▶ **Exercise brief**:
Where a line of the material contains the string "JSON", copy that line.

++++

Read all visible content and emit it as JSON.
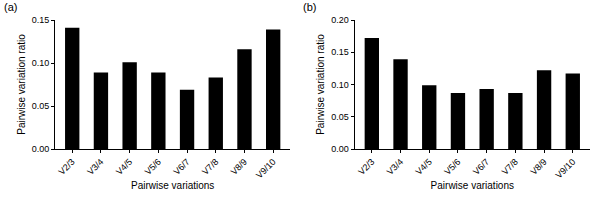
{
  "chart_data": [
    {
      "type": "bar",
      "title": "(a)",
      "x_label": "Pairwise variations",
      "y_label": "Pairwise variation ratio",
      "categories": [
        "V2/3",
        "V3/4",
        "V4/5",
        "V5/6",
        "V6/7",
        "V7/8",
        "V8/9",
        "V9/10"
      ],
      "values": [
        0.141,
        0.089,
        0.101,
        0.089,
        0.069,
        0.083,
        0.116,
        0.139
      ],
      "color": "#000000",
      "ylim": [
        0,
        0.15
      ],
      "yticks": [
        {
          "value": 0,
          "label": "0.00"
        },
        {
          "value": 0.05,
          "label": "0.05"
        },
        {
          "value": 0.1,
          "label": "0.10"
        },
        {
          "value": 0.15,
          "label": "0.15"
        }
      ],
      "grid": false
    },
    {
      "type": "bar",
      "title": "(b)",
      "x_label": "Pairwise variations",
      "y_label": "Pairwise variation ratio",
      "categories": [
        "V2/3",
        "V3/4",
        "V4/5",
        "V5/6",
        "V6/7",
        "V7/8",
        "V8/9",
        "V9/10"
      ],
      "values": [
        0.172,
        0.139,
        0.099,
        0.087,
        0.093,
        0.087,
        0.122,
        0.117
      ],
      "color": "#000000",
      "ylim": [
        0,
        0.2
      ],
      "yticks": [
        {
          "value": 0,
          "label": "0.00"
        },
        {
          "value": 0.05,
          "label": "0.05"
        },
        {
          "value": 0.1,
          "label": "0.10"
        },
        {
          "value": 0.15,
          "label": "0.15"
        },
        {
          "value": 0.2,
          "label": "0.20"
        }
      ],
      "grid": false
    }
  ]
}
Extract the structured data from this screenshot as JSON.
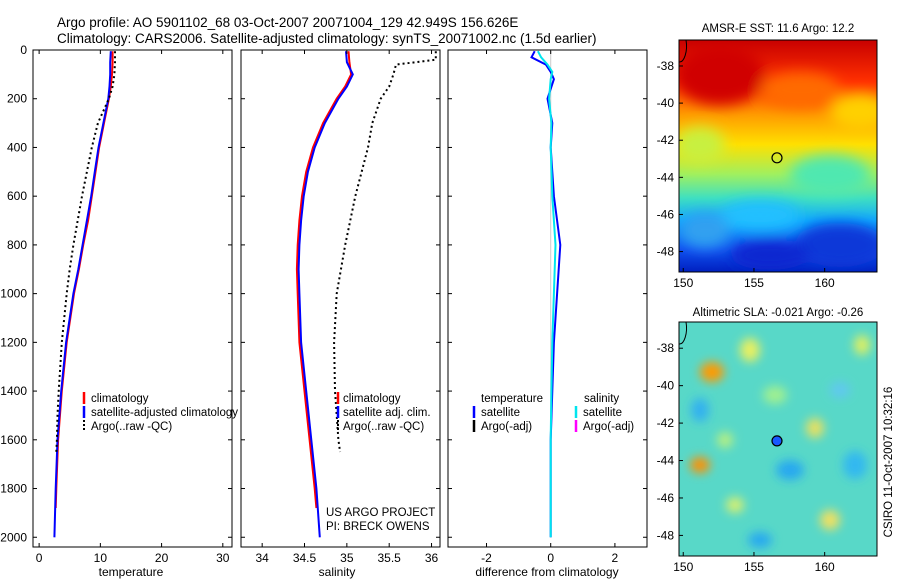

++++

▶ **Result for this exercise**:
Read all visible content and emit it as JSON.
Extract the structured data from this screenshot as JSON.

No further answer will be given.